Alle 16 giungeva un autofurgone dei necrofori. Si tentava di sollevare il cadavere ma - particolare macabro - questo si disfaceva in tanti pezzi. I resti, composti in una cassa, sono stati portati agli Istituti del Valentino. Molta gente, impressionata dalla orribile morte risalente e 18 giorni or sono, sostava nel cortile, commentando. Si parlava delle «tragiche soffitte» di via Milano n. 13.

Due macabri precedenti

Infatti l’anno scorso, nella stanza accanto, moriva un avvocato che non vi alloggiava, ma vi teneva saltuario recapito: il poveretto veniva trovato, sempre dalla stessa custode, seduto in una sedia, con una scarpa in mano. L’espressione era serena, gli occhi erano fissi proprio verso la porta. «Mi guardava - ha raccontato con un brivido la donna - ed era cadavere». Anche l’avvocato era stato ucciso da paralisi cardiaca. E nel 1945, nell’altra soffitta che è vicina a quella ove ieri è stato rinvenuto il Vitali, decedeva un dipendente del municipio. Stava preparandosi da mangiare e un colpo al cuore lo aveva fatto stramazzare al suolo. Due giorni dopo era stato scorto, dal buco della, serratura, giacere accanto al tavolo. Il capo era sporco di giallo. Cadendo era finito sulla polenta che s’apprestava a mangiare.
──────────
* Consegna *
Riporti il brano di cronaca cominciando dalle parole "Due macabri precedenti" e fermandosi dopo "s’apprestava a mangiare.". Nel farlo, cambi "custode" in "portinaia". L'elenco non ha alcun ruolo in questo esercizio.

Voci di disposizione spaziale
──────────
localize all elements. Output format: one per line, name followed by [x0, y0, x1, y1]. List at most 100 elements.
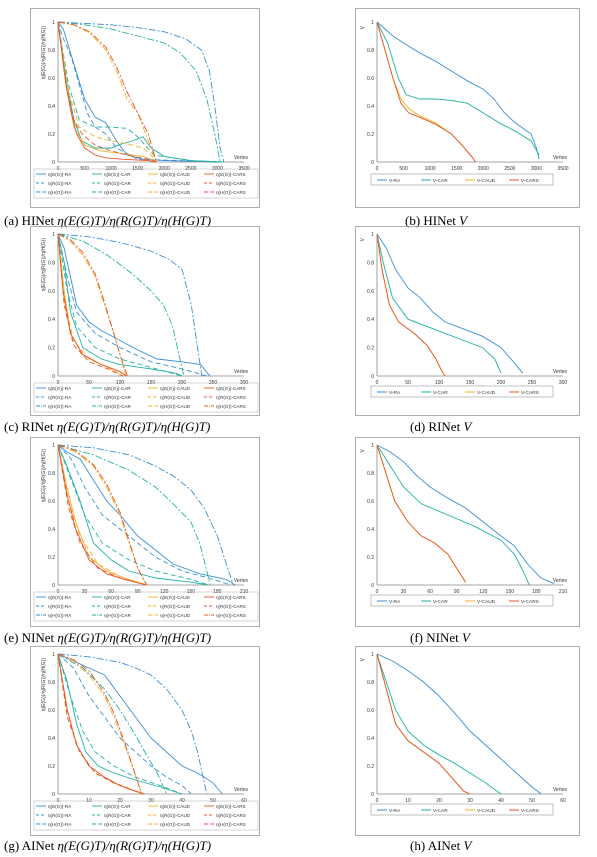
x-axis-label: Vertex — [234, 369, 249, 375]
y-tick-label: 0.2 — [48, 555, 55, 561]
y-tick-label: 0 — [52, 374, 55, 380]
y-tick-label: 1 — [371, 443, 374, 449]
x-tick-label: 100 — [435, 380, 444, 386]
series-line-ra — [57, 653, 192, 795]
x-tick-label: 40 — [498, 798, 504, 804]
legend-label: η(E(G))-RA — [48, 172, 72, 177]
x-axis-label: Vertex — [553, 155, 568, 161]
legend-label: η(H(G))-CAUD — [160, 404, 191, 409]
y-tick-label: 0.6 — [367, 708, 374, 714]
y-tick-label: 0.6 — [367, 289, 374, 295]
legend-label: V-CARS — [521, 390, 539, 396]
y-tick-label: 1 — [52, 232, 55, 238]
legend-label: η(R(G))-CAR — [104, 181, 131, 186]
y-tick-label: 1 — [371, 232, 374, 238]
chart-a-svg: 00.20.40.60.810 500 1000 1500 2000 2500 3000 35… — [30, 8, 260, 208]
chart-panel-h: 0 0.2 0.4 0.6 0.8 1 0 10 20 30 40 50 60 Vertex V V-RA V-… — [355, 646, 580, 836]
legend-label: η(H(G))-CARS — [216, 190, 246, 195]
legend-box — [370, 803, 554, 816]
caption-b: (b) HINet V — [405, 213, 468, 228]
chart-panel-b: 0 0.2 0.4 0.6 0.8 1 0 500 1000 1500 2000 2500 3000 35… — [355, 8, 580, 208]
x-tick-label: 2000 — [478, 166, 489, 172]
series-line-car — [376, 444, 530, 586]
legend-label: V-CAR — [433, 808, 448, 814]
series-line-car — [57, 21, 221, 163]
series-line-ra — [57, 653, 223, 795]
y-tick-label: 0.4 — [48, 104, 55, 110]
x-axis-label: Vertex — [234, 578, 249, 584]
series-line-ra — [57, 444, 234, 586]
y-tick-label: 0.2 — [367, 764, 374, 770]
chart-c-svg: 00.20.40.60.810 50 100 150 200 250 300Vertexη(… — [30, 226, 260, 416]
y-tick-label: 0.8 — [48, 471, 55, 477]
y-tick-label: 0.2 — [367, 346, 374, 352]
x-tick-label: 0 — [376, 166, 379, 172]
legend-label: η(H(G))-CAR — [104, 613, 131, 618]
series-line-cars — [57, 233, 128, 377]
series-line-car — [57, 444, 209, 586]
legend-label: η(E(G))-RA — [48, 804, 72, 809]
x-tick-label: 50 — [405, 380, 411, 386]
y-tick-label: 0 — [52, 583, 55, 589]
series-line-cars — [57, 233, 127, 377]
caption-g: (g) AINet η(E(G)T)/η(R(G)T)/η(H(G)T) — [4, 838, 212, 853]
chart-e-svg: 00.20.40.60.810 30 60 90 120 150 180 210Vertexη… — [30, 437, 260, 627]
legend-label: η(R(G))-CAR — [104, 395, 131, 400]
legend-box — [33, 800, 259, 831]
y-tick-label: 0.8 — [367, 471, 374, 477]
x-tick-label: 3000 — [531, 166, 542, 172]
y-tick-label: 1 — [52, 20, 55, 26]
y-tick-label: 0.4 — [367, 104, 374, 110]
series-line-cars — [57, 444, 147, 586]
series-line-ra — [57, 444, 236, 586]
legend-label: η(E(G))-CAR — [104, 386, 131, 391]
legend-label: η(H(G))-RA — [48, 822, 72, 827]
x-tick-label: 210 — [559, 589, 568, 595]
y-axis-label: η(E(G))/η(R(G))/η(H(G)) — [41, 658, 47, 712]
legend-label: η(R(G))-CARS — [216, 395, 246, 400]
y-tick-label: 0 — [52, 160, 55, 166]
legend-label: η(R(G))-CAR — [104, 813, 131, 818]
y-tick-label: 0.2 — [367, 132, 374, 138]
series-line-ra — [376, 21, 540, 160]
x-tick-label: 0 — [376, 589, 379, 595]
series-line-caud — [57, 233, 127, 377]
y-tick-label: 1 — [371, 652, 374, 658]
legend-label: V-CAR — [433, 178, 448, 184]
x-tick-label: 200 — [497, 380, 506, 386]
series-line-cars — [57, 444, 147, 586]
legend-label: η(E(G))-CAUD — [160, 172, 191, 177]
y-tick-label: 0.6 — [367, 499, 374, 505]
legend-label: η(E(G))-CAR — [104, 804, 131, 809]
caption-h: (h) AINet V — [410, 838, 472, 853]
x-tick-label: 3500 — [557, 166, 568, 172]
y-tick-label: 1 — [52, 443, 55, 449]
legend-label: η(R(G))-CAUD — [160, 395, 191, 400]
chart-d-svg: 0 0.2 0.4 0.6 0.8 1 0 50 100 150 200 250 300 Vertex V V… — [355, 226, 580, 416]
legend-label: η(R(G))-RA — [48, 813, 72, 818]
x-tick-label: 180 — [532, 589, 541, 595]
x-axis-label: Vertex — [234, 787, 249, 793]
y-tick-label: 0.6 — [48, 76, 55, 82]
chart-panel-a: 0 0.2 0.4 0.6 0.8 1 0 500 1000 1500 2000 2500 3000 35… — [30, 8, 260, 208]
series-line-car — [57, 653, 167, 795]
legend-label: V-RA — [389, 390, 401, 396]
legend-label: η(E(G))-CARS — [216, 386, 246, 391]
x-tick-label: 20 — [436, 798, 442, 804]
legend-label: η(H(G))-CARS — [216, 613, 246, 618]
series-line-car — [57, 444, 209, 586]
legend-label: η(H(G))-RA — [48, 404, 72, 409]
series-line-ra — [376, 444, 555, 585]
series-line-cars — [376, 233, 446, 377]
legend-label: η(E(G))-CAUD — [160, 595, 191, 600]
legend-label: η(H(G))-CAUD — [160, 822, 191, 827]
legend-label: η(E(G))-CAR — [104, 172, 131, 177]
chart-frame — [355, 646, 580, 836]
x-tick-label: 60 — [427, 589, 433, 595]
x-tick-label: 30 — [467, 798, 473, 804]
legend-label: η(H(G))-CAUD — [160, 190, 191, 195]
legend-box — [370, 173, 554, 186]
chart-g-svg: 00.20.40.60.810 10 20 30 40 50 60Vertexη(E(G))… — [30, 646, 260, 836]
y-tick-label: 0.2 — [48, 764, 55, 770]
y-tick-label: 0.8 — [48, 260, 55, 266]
──────────
* Risposta corretta *
Due macabri precedenti

Infatti l’anno scorso, nella stanza accanto, moriva un avvocato che non vi alloggiava, ma vi teneva saltuario recapito: il poveretto veniva trovato, sempre dalla stessa portinaia, seduto in una sedia, con una scarpa in mano. L’espressione era serena, gli occhi erano fissi proprio verso la porta. «Mi guardava - ha raccontato con un brivido la donna - ed era cadavere». Anche l’avvocato era stato ucciso da paralisi cardiaca. E nel 1945, nell’altra soffitta che è vicina a quella ove ieri è stato rinvenuto il Vitali, decedeva un dipendente del municipio. Stava preparandosi da mangiare e un colpo al cuore lo aveva fatto stramazzare al suolo. Due giorni dopo era stato scorto, dal buco della, serratura, giacere accanto al tavolo. Il capo era sporco di giallo. Cadendo era finito sulla polenta che s’apprestava a mangiare.